# PROBLEM DETAILS:
Copy the records below exactly, leaving out any pictures.

# DATA SHOWN:

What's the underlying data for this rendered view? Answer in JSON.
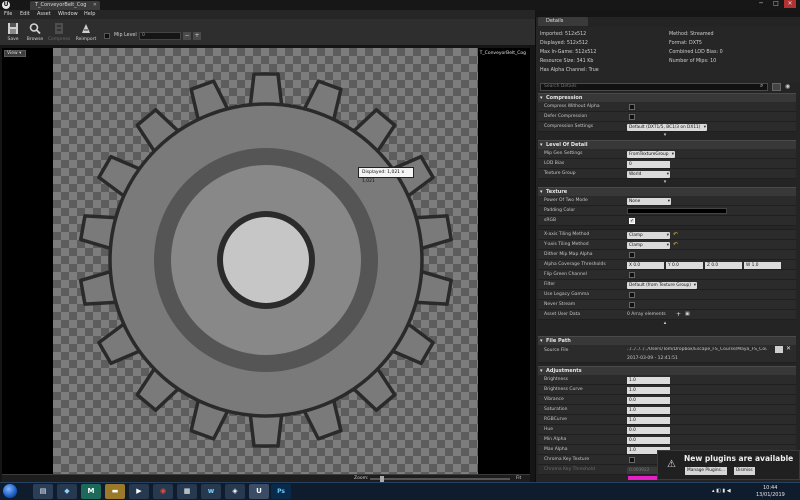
{
  "window": {
    "doc_tab_title": "T_ConveyorBelt_Cog",
    "close_glyph": "✕",
    "controls": [
      "─",
      "□",
      "✕"
    ]
  },
  "menu": {
    "items": [
      "File",
      "Edit",
      "Asset",
      "Window",
      "Help"
    ]
  },
  "toolbar": {
    "buttons": [
      {
        "label": "Save",
        "icon": "save-icon",
        "enabled": true
      },
      {
        "label": "Browse",
        "icon": "browse-icon",
        "enabled": true
      },
      {
        "label": "Compress",
        "icon": "compress-icon",
        "enabled": false
      },
      {
        "label": "Reimport",
        "icon": "reimport-icon",
        "enabled": true
      }
    ],
    "mip_level_label": "Mip Level",
    "mip_level_value": "0",
    "minus": "−",
    "plus": "+"
  },
  "viewport": {
    "view_button": "View ▾",
    "asset_name": "T_ConveyorBelt_Cog",
    "tooltip": "Displayed: 1,021 x 1,021",
    "zoom_label": "Zoom:",
    "zoom_value": "Fit"
  },
  "details": {
    "tab_label": "Details",
    "info_left": [
      "Imported: 512x512",
      "Displayed: 512x512",
      "Max In-Game: 512x512",
      "Resource Size: 341 Kb",
      "Has Alpha Channel: True"
    ],
    "info_right": [
      "Method: Streamed",
      "Format: DXT5",
      "Combined LOD Bias: 0",
      "Number of Mips: 10"
    ],
    "search_placeholder": "Search Details",
    "compression": {
      "title": "Compression",
      "compress_without_alpha": "Compress Without Alpha",
      "defer_compression": "Defer Compression",
      "compression_settings": "Compression Settings",
      "compression_settings_value": "Default (DXT1/5, BC1/3 on DX11)"
    },
    "lod": {
      "title": "Level Of Detail",
      "mip_gen_settings": "Mip Gen Settings",
      "mip_gen_value": "FromTextureGroup",
      "lod_bias": "LOD Bias",
      "lod_bias_value": "0",
      "texture_group": "Texture Group",
      "texture_group_value": "World"
    },
    "texture": {
      "title": "Texture",
      "power_of_two": "Power Of Two Mode",
      "power_of_two_value": "None",
      "padding_color": "Padding Color",
      "srgb": "sRGB",
      "x_tiling": "X-axis Tiling Method",
      "x_tiling_value": "Clamp",
      "y_tiling": "Y-axis Tiling Method",
      "y_tiling_value": "Clamp",
      "dither": "Dither Mip Map Alpha",
      "alpha_cov": "Alpha Coverage Thresholds",
      "alpha_cov_values": [
        {
          "k": "X",
          "v": "0.0"
        },
        {
          "k": "Y",
          "v": "0.0"
        },
        {
          "k": "Z",
          "v": "0.0"
        },
        {
          "k": "W",
          "v": "1.0"
        }
      ],
      "flip_green": "Flip Green Channel",
      "filter": "Filter",
      "filter_value": "Default (from Texture Group)",
      "legacy_gamma": "Use Legacy Gamma",
      "never_stream": "Never Stream",
      "asset_user_data": "Asset User Data",
      "asset_user_data_value": "0 Array elements"
    },
    "file_path": {
      "title": "File Path",
      "source_file": "Source File",
      "source_file_value": "../../../../../Users/Tom/Dropbox/Escape_FS_Course/Maya_FS_Cour...",
      "source_file_date": "2017-03-09 - 12:41:51"
    },
    "adjustments": {
      "title": "Adjustments",
      "rows": [
        {
          "label": "Brightness",
          "value": "1.0"
        },
        {
          "label": "Brightness Curve",
          "value": "1.0"
        },
        {
          "label": "Vibrance",
          "value": "0.0"
        },
        {
          "label": "Saturation",
          "value": "1.0"
        },
        {
          "label": "RGBCurve",
          "value": "1.0"
        },
        {
          "label": "Hue",
          "value": "0.0"
        },
        {
          "label": "Min Alpha",
          "value": "0.0"
        },
        {
          "label": "Max Alpha",
          "value": "1.0"
        },
        {
          "label": "Chroma Key Texture",
          "value": ""
        },
        {
          "label": "Chroma Key Threshold",
          "value": "0.003922"
        }
      ]
    }
  },
  "notification": {
    "title": "New plugins are available",
    "manage": "Manage Plugins...",
    "dismiss": "Dismiss"
  },
  "taskbar": {
    "time": "10:44",
    "date": "13/01/2019"
  },
  "colors": {
    "accent": "#e41fc5",
    "viewport_bg": "#000000",
    "panel_bg": "#242424"
  }
}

# ANSWER BELOW:
What's the underlying data for this rendered view? Answer in JSON.
{
  "window": {
    "doc_tab_title": "T_ConveyorBelt_Cog",
    "close_glyph": "✕",
    "controls": [
      "─",
      "□",
      "✕"
    ]
  },
  "menu": {
    "items": [
      "File",
      "Edit",
      "Asset",
      "Window",
      "Help"
    ]
  },
  "toolbar": {
    "buttons": [
      {
        "label": "Save",
        "icon": "save-icon",
        "enabled": true
      },
      {
        "label": "Browse",
        "icon": "browse-icon",
        "enabled": true
      },
      {
        "label": "Compress",
        "icon": "compress-icon",
        "enabled": false
      },
      {
        "label": "Reimport",
        "icon": "reimport-icon",
        "enabled": true
      }
    ],
    "mip_level_label": "Mip Level",
    "mip_level_value": "0",
    "minus": "−",
    "plus": "+"
  },
  "viewport": {
    "view_button": "View ▾",
    "asset_name": "T_ConveyorBelt_Cog",
    "tooltip": "Displayed: 1,021 x 1,021",
    "zoom_label": "Zoom:",
    "zoom_value": "Fit"
  },
  "details": {
    "tab_label": "Details",
    "info_left": [
      "Imported: 512x512",
      "Displayed: 512x512",
      "Max In-Game: 512x512",
      "Resource Size: 341 Kb",
      "Has Alpha Channel: True"
    ],
    "info_right": [
      "Method: Streamed",
      "Format: DXT5",
      "Combined LOD Bias: 0",
      "Number of Mips: 10"
    ],
    "search_placeholder": "Search Details",
    "compression": {
      "title": "Compression",
      "compress_without_alpha": "Compress Without Alpha",
      "defer_compression": "Defer Compression",
      "compression_settings": "Compression Settings",
      "compression_settings_value": "Default (DXT1/5, BC1/3 on DX11)"
    },
    "lod": {
      "title": "Level Of Detail",
      "mip_gen_settings": "Mip Gen Settings",
      "mip_gen_value": "FromTextureGroup",
      "lod_bias": "LOD Bias",
      "lod_bias_value": "0",
      "texture_group": "Texture Group",
      "texture_group_value": "World"
    },
    "texture": {
      "title": "Texture",
      "power_of_two": "Power Of Two Mode",
      "power_of_two_value": "None",
      "padding_color": "Padding Color",
      "srgb": "sRGB",
      "x_tiling": "X-axis Tiling Method",
      "x_tiling_value": "Clamp",
      "y_tiling": "Y-axis Tiling Method",
      "y_tiling_value": "Clamp",
      "dither": "Dither Mip Map Alpha",
      "alpha_cov": "Alpha Coverage Thresholds",
      "alpha_cov_values": [
        {
          "k": "X",
          "v": "0.0"
        },
        {
          "k": "Y",
          "v": "0.0"
        },
        {
          "k": "Z",
          "v": "0.0"
        },
        {
          "k": "W",
          "v": "1.0"
        }
      ],
      "flip_green": "Flip Green Channel",
      "filter": "Filter",
      "filter_value": "Default (from Texture Group)",
      "legacy_gamma": "Use Legacy Gamma",
      "never_stream": "Never Stream",
      "asset_user_data": "Asset User Data",
      "asset_user_data_value": "0 Array elements"
    },
    "file_path": {
      "title": "File Path",
      "source_file": "Source File",
      "source_file_value": "../../../../../Users/Tom/Dropbox/Escape_FS_Course/Maya_FS_Cour...",
      "source_file_date": "2017-03-09 - 12:41:51"
    },
    "adjustments": {
      "title": "Adjustments",
      "rows": [
        {
          "label": "Brightness",
          "value": "1.0"
        },
        {
          "label": "Brightness Curve",
          "value": "1.0"
        },
        {
          "label": "Vibrance",
          "value": "0.0"
        },
        {
          "label": "Saturation",
          "value": "1.0"
        },
        {
          "label": "RGBCurve",
          "value": "1.0"
        },
        {
          "label": "Hue",
          "value": "0.0"
        },
        {
          "label": "Min Alpha",
          "value": "0.0"
        },
        {
          "label": "Max Alpha",
          "value": "1.0"
        },
        {
          "label": "Chroma Key Texture",
          "value": ""
        },
        {
          "label": "Chroma Key Threshold",
          "value": "0.003922"
        }
      ]
    }
  },
  "notification": {
    "title": "New plugins are available",
    "manage": "Manage Plugins...",
    "dismiss": "Dismiss"
  },
  "taskbar": {
    "time": "10:44",
    "date": "13/01/2019"
  },
  "colors": {
    "accent": "#e41fc5",
    "viewport_bg": "#000000",
    "panel_bg": "#242424"
  }
}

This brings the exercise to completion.